While Microsoft’s previous
stance on open source systems is well known, it turns out there’s been a serious shift as Microsoft looks to bring more non-.NET programmers into the fold.
On April 12, Jean Paoli, president of a new subsidiary of Microsoft called Microsoft Open Technologies, Inc., wrote about the new initiative. In his words, the subsidiary was created “to advance the company’s investment in openness — including interoperability, open standards and open source.” This is a public step toward working with open source communities and integrating technologies into Microsoft’s closed initiatives, which may not be quite so closed in the future. With that in mind, below I take a look at what’s new with Microsoft and open source.

━━━━━━━━━━━━━━━━

## Work order
Go on with the article above on Microsoft's shift toward open source, starting after its last sentence.

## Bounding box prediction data
━━━━━━━━━━━━━━━━

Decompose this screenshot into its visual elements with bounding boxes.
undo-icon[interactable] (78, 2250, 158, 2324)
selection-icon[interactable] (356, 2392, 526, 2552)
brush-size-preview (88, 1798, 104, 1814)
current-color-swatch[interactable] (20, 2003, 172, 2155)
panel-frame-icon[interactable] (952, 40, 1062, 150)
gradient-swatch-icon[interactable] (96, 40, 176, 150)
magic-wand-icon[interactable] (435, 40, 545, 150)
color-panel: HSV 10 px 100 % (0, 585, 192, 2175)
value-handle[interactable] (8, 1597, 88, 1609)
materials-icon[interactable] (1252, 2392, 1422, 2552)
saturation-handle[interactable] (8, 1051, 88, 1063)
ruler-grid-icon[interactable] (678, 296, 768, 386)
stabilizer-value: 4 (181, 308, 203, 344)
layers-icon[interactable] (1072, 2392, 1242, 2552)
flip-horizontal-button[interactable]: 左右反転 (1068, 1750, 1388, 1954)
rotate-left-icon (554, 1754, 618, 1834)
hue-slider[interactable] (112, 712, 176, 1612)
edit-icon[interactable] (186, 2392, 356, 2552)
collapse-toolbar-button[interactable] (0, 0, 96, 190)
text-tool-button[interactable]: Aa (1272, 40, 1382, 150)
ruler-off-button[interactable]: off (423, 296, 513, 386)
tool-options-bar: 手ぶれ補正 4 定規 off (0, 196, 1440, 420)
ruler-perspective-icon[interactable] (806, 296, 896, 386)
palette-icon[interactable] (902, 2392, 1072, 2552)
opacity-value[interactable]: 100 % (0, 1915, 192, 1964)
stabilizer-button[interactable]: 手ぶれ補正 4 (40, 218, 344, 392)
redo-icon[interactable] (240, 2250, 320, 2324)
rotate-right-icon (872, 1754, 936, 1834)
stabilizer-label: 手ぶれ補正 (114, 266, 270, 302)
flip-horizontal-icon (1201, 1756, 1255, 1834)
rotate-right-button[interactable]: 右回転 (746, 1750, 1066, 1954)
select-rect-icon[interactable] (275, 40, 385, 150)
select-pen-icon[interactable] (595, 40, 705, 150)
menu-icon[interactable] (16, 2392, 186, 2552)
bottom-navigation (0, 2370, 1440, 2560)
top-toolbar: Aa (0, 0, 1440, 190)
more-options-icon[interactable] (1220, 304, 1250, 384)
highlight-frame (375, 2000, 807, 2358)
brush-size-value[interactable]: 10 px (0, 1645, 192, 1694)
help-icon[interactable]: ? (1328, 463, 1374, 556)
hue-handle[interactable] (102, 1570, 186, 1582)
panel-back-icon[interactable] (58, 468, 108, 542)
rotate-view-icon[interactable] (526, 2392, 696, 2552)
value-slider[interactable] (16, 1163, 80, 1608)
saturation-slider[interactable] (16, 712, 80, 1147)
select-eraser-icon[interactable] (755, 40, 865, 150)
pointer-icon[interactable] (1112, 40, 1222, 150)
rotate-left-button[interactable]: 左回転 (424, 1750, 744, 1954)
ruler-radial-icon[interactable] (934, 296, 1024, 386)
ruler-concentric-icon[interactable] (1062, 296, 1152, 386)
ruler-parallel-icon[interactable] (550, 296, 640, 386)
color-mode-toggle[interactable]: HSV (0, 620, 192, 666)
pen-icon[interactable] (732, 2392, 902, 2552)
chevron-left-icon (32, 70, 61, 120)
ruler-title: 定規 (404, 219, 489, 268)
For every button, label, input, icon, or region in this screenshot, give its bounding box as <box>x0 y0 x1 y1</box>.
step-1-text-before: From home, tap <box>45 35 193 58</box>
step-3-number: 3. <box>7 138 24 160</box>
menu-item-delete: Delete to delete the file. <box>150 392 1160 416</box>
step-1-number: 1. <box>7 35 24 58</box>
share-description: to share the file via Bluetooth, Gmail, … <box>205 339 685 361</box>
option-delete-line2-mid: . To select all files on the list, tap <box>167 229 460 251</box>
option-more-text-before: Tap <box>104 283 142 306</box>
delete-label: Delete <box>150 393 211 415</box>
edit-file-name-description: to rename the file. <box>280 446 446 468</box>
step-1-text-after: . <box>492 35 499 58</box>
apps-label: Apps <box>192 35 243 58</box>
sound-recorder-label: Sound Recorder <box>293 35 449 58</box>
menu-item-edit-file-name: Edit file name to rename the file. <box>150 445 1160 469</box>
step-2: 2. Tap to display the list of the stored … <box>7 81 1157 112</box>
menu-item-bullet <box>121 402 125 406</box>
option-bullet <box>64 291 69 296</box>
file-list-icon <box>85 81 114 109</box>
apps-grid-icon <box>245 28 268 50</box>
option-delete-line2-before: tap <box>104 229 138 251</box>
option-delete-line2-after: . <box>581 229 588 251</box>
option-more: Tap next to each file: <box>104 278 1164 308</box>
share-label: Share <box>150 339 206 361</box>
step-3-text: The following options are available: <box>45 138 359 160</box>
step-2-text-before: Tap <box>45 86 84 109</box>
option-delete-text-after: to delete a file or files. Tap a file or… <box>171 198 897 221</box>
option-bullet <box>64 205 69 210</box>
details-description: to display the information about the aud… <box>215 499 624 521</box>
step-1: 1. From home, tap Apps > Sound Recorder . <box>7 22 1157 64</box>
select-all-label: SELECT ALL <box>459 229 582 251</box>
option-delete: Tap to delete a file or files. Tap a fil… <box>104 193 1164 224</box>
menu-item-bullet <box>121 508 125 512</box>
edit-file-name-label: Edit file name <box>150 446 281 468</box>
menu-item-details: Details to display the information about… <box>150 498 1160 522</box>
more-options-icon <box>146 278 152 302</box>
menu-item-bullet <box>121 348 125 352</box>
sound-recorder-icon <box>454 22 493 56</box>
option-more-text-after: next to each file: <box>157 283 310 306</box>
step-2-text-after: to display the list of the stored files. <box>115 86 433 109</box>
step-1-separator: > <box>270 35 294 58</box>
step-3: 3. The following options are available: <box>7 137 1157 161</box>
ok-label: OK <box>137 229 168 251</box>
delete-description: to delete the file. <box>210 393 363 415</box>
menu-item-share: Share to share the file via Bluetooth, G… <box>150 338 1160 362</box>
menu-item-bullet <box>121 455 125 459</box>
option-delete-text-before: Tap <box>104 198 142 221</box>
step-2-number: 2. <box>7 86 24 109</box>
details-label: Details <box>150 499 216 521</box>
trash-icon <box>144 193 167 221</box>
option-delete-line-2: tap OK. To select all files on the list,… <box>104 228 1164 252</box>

━━━━━━━━━━━━━━━━

## Response to this exercise
- Open source projects: Web API and Web Pages (formerly Razor) are the latest in a growing number of Microsoft technologies to become open source projects. (You can check out the announcement on Scott
Guthrie’s blog.) Both are components of ASP.NET, a .NET framework for websites and web application creation. The source code for these new technologies follows the path that predecessor ASP.NET MVC took when it became open source in 2009 and has continued to be so since that time. - Open source SDKs: In December 2011 the Windows Azure SDK was released as open source.
- Open source libraries and languages: Taking a look at the open source world from a different angle, Microsoft also seems to be embracing open source languages and libraries, notably through opportunities to create Windows
8 applications in HTML5 and JavaScript, using Node natively on Windows Azure to build scalable network applications, and incorporating Hadoop into big data projects on Windows Azure.
While these projects provide proof that the pendulum is swinging in the open source direction, the impact for Microsoft can and will be much more resounding. New markets, programmers, and communities are at play here if this new tact goes well.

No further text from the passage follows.